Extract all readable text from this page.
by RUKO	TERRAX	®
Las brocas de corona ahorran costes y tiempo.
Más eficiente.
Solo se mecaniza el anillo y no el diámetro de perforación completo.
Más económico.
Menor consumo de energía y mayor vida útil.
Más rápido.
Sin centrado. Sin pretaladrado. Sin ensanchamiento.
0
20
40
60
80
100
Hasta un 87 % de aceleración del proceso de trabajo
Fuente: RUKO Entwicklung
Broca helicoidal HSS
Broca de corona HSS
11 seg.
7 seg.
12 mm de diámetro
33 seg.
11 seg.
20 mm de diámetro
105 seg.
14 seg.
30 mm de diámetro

┄┄┄┄┄┄

● **Set problem**
Write down every line of the data exactly as it appears above.

● **The result**
Extract all readable text from this page.
by RUKO	TERRAX	®
Las brocas de corona ahorran costes y tiempo.
Más eficiente.
Solo se mecaniza el anillo y no el diámetro de perforación completo.
Más económico.
Menor consumo de energía y mayor vida útil.
Más rápido.
Sin centrado. Sin pretaladrado. Sin ensanchamiento.
0
20
40
60
80
100
Hasta un 87 % de aceleración del proceso de trabajo
Fuente: RUKO Entwicklung
Broca helicoidal HSS
Broca de corona HSS
11 seg.
7 seg.
12 mm de diámetro
33 seg.
11 seg.
20 mm de diámetro
105 seg.
14 seg.
30 mm de diámetro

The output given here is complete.